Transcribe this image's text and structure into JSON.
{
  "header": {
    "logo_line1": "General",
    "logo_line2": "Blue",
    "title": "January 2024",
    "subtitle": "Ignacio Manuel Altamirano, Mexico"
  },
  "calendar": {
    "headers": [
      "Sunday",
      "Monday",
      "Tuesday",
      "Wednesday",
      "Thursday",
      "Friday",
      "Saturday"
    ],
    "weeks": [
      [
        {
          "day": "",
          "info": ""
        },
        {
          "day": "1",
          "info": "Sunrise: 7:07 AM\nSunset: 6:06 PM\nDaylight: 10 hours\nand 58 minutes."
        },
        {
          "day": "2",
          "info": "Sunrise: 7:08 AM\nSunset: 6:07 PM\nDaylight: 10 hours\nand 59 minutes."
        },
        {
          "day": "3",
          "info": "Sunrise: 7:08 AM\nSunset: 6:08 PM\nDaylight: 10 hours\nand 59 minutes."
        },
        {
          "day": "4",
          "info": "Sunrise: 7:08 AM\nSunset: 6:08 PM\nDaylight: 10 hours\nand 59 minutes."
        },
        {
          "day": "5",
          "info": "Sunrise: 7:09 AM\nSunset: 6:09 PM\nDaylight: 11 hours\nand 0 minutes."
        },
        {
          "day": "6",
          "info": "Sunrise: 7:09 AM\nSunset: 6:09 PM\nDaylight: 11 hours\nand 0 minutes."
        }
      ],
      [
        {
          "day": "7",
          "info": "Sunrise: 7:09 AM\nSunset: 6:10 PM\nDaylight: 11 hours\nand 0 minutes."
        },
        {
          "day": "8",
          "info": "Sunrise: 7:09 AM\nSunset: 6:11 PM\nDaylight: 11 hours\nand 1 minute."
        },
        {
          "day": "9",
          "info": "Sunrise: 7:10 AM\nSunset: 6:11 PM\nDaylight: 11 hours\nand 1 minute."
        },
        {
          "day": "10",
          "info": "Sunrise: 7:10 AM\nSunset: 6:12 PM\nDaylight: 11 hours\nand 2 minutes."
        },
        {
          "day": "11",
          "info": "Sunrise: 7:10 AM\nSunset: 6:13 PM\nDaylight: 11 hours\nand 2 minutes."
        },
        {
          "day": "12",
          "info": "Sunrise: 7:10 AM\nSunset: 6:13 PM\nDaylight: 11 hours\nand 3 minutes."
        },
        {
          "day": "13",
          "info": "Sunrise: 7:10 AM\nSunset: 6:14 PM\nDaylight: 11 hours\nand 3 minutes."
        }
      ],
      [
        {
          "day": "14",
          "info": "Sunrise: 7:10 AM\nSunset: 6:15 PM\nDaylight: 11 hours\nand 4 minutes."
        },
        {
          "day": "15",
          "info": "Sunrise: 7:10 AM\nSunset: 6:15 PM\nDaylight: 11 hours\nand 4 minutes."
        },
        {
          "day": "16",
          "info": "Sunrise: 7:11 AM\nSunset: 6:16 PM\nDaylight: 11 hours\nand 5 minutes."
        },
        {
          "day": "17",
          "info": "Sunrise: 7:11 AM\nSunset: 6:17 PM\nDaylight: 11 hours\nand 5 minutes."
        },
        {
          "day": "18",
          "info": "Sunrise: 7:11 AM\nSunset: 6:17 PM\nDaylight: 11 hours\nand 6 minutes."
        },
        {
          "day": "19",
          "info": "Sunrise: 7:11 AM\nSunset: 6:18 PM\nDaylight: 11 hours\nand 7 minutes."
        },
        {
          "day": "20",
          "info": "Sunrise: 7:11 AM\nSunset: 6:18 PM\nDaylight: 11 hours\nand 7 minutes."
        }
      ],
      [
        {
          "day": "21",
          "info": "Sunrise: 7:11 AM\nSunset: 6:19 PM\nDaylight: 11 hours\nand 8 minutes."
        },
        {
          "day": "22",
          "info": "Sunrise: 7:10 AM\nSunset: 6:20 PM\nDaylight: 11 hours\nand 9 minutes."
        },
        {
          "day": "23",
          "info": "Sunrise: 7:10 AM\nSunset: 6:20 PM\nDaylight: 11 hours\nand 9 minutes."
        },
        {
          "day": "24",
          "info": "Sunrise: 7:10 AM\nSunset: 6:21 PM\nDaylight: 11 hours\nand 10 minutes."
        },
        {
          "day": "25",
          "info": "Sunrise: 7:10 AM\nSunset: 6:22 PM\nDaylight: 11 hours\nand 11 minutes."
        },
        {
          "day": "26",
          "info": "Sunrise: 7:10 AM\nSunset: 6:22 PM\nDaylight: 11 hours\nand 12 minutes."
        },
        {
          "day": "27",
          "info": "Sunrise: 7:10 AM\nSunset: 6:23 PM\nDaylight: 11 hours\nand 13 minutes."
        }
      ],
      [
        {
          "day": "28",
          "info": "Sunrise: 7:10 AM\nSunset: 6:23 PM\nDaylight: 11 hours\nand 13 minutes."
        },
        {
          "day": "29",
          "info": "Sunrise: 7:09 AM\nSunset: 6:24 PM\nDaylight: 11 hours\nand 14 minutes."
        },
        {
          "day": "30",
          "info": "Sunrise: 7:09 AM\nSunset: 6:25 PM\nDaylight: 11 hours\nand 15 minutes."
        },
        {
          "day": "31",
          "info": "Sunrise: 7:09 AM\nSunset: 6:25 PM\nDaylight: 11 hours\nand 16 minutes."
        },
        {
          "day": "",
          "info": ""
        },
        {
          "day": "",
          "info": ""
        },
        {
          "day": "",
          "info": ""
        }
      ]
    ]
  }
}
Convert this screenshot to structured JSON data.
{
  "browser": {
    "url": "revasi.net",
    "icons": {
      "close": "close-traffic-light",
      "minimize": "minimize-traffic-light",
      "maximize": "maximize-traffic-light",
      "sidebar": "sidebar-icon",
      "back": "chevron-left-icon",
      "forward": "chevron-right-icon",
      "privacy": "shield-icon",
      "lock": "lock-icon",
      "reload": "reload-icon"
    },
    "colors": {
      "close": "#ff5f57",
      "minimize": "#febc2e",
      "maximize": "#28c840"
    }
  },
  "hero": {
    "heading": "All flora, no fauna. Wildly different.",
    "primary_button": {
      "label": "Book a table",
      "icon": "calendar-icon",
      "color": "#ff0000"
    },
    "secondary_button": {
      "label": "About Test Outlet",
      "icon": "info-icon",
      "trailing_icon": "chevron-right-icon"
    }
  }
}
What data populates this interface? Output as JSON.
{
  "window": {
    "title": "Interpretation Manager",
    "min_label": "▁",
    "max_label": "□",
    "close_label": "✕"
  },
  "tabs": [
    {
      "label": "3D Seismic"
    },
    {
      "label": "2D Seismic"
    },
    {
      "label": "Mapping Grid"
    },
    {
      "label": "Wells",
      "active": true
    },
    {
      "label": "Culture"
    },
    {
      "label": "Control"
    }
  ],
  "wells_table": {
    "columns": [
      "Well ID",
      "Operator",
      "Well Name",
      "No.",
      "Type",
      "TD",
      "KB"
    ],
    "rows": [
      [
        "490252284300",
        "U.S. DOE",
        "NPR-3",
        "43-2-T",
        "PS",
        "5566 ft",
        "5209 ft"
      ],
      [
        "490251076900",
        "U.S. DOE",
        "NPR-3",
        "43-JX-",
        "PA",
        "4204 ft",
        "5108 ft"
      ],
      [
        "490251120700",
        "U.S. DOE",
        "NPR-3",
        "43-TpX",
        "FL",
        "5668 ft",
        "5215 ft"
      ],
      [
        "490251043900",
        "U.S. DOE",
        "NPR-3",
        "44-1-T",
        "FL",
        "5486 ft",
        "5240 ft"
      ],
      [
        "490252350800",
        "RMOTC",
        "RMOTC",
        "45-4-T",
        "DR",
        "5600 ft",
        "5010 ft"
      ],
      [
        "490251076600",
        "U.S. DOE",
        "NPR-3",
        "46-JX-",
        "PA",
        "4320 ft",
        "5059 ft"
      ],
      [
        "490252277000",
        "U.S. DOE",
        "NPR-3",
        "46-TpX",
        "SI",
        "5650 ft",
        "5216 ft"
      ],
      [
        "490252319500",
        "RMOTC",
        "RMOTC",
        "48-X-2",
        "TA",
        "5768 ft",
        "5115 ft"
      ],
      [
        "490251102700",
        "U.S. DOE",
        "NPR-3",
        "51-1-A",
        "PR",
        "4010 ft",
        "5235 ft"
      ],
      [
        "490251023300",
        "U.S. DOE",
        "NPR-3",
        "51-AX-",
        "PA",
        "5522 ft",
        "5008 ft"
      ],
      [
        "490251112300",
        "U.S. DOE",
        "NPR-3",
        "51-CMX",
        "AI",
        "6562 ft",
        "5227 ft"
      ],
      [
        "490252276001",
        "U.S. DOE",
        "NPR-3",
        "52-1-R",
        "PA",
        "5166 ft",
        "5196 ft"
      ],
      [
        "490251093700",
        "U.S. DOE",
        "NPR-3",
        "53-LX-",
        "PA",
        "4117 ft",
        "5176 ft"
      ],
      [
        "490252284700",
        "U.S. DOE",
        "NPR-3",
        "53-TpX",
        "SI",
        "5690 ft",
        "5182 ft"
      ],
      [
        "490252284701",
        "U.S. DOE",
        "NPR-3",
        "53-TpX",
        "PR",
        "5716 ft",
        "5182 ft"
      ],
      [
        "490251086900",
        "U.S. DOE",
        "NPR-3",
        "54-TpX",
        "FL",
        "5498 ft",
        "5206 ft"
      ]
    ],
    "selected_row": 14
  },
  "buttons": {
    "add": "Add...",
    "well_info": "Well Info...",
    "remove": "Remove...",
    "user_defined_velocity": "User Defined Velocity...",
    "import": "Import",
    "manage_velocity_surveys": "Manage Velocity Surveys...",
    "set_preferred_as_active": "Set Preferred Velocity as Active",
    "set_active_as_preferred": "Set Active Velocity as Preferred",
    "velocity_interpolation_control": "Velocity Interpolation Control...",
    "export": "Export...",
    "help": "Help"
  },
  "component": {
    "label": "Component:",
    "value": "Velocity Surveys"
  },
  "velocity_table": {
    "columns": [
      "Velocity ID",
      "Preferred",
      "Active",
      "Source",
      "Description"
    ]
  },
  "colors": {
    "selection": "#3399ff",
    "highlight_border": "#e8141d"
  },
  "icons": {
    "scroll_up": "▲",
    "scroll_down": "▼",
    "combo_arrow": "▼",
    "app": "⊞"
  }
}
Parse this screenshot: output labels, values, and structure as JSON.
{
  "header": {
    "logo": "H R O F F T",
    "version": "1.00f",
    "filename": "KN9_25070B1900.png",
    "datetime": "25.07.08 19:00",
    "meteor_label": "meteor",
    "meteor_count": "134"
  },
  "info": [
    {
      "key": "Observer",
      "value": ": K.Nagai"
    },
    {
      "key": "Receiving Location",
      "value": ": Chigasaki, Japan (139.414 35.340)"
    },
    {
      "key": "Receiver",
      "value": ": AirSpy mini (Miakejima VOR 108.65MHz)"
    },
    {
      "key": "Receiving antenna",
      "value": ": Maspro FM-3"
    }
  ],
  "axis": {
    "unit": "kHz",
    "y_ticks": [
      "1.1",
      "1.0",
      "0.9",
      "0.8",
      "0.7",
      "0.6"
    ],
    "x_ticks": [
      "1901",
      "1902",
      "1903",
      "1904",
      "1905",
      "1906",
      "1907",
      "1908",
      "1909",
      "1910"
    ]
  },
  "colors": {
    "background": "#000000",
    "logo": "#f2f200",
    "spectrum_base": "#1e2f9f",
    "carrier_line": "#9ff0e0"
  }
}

________

▶ **Given task**:
Copy each line of the preceding data that contains the string "screenshot".

▶ **Correct result**:
Convert this screenshot to structured JSON data.
Parse this screenshot: output labels, values, and structure as JSON.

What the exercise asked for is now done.